Entries supplied:
* begin *

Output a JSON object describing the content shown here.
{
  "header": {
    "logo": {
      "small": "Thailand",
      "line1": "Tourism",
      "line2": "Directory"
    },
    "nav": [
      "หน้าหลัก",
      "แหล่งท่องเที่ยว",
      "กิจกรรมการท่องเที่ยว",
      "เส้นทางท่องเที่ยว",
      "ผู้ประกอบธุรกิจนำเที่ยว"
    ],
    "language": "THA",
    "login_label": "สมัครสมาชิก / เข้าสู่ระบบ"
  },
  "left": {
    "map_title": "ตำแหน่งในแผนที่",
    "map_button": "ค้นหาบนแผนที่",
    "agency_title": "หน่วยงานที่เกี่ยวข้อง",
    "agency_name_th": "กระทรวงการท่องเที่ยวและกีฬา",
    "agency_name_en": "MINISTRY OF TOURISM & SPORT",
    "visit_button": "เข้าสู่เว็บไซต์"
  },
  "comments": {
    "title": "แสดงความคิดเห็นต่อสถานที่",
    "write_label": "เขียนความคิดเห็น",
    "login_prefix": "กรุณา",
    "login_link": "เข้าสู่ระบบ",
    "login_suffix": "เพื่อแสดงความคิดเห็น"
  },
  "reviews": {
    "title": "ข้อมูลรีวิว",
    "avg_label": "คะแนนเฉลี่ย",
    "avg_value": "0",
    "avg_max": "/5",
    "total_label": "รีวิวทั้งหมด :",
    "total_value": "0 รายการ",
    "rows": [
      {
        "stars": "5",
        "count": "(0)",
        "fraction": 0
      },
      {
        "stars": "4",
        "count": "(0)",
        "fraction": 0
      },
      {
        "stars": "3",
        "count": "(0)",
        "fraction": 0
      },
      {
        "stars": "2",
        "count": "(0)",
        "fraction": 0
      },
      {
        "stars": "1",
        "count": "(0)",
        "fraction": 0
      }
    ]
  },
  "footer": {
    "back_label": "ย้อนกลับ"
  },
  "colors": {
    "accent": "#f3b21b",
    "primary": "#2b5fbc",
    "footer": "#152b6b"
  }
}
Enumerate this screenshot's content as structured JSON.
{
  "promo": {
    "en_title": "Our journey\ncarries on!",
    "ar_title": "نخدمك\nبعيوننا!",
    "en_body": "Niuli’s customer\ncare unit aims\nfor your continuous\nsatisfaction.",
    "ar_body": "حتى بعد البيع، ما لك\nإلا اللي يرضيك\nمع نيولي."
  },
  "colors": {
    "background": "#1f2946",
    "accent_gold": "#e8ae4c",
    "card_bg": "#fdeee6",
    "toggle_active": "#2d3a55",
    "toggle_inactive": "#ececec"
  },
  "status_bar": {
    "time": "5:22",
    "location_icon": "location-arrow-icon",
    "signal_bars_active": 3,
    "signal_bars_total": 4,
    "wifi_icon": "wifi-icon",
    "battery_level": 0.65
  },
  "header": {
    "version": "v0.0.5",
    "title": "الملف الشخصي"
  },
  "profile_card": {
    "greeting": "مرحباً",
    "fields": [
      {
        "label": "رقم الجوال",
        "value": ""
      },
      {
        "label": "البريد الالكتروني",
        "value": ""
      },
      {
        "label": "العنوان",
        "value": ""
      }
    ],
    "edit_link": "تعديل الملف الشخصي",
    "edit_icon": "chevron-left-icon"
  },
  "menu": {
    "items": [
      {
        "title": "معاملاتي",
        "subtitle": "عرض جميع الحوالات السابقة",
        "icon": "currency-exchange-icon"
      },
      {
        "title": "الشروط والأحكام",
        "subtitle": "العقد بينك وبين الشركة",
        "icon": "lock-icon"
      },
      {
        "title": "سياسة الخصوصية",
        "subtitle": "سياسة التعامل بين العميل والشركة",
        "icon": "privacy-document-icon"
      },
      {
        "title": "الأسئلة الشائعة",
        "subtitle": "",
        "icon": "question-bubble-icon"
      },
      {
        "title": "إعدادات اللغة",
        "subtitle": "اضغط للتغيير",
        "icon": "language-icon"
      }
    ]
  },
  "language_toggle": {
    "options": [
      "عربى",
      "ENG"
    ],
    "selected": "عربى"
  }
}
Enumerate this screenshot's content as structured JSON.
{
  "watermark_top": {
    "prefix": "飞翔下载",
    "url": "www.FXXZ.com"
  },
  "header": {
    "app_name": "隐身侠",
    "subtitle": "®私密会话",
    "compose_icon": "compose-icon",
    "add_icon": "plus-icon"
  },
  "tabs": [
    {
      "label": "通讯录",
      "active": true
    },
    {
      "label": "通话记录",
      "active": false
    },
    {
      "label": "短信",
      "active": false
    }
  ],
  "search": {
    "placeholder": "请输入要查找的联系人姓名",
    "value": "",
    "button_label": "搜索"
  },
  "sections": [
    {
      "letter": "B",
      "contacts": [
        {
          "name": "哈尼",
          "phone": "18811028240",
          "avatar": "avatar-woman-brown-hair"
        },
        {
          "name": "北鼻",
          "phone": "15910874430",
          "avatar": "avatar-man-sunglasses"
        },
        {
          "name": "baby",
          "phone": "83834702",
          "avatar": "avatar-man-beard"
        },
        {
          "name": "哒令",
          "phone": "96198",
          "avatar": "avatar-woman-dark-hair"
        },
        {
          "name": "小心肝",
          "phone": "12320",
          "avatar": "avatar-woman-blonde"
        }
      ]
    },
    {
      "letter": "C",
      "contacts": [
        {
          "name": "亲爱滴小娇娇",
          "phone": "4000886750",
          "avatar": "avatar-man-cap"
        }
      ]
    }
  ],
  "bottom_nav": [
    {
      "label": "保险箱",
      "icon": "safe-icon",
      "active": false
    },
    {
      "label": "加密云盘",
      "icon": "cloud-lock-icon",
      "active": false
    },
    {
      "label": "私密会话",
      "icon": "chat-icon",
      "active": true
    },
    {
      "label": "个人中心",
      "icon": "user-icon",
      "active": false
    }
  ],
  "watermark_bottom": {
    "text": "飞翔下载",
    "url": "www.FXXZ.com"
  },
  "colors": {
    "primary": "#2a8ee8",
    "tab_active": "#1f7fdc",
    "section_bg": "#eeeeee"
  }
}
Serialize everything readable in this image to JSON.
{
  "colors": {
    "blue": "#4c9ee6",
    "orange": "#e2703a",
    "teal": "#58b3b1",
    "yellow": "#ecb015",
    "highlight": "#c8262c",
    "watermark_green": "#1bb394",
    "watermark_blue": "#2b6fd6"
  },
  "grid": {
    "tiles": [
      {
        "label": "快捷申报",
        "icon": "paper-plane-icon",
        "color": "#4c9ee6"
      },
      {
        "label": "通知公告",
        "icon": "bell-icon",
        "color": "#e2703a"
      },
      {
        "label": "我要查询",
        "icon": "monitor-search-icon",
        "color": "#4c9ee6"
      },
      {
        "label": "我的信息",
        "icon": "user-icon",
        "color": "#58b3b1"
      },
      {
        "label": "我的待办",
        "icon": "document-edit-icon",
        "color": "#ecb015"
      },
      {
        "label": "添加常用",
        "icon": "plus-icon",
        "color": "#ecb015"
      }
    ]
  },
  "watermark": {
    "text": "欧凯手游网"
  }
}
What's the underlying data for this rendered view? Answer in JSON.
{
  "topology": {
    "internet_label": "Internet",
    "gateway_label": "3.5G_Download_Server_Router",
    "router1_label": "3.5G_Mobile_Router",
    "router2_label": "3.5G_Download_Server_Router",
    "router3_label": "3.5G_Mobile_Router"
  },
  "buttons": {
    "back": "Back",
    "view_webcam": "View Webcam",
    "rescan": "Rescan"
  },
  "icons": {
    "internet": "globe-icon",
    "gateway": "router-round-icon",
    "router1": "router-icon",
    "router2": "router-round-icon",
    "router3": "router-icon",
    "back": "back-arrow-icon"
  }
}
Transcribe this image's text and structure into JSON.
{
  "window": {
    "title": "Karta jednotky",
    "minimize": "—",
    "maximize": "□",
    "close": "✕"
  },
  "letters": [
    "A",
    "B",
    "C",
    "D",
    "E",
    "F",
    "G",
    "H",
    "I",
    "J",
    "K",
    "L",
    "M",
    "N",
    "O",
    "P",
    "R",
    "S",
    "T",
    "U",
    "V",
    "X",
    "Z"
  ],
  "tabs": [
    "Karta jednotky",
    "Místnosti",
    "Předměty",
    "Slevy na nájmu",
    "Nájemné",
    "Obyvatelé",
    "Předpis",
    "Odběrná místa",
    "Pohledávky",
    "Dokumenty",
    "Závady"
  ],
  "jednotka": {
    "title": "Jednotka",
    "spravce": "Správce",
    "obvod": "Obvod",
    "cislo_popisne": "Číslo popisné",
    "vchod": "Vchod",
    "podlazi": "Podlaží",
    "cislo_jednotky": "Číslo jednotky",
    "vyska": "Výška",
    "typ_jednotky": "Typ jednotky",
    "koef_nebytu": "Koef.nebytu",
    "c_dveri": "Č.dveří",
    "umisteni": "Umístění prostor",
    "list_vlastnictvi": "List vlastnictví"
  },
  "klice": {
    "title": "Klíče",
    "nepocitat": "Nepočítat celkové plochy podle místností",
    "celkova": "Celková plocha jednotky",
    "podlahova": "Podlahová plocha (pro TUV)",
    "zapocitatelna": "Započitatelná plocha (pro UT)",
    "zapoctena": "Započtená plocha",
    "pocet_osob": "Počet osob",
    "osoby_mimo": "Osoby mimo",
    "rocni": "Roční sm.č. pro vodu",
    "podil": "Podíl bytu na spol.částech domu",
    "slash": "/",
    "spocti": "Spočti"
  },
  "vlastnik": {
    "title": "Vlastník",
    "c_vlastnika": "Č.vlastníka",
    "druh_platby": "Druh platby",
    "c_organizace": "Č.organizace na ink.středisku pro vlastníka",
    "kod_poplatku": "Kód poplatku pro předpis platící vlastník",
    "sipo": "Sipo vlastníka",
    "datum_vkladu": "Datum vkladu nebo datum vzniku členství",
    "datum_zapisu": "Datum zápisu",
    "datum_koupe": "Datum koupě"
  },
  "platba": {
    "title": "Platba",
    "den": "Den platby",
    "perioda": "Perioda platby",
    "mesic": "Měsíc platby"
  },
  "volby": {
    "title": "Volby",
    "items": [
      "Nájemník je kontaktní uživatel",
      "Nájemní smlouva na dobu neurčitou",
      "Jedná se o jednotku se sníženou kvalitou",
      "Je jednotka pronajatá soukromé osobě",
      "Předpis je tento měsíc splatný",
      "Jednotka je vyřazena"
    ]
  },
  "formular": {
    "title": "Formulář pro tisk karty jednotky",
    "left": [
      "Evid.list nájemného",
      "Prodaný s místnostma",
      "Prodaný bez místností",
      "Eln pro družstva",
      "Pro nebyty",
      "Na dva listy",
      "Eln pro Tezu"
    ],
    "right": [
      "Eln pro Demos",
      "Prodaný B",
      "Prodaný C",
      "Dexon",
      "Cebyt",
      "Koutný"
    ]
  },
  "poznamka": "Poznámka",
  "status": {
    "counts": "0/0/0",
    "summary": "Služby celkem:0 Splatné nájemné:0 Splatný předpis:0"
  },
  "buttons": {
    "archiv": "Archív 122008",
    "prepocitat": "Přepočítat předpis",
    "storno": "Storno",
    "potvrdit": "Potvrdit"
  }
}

* end *

Gather every line from the listing above in which "الشخصي" appears, and copy those lines.

    "title": "الملف الشخصي"
    "edit_link": "تعديل الملف الشخصي",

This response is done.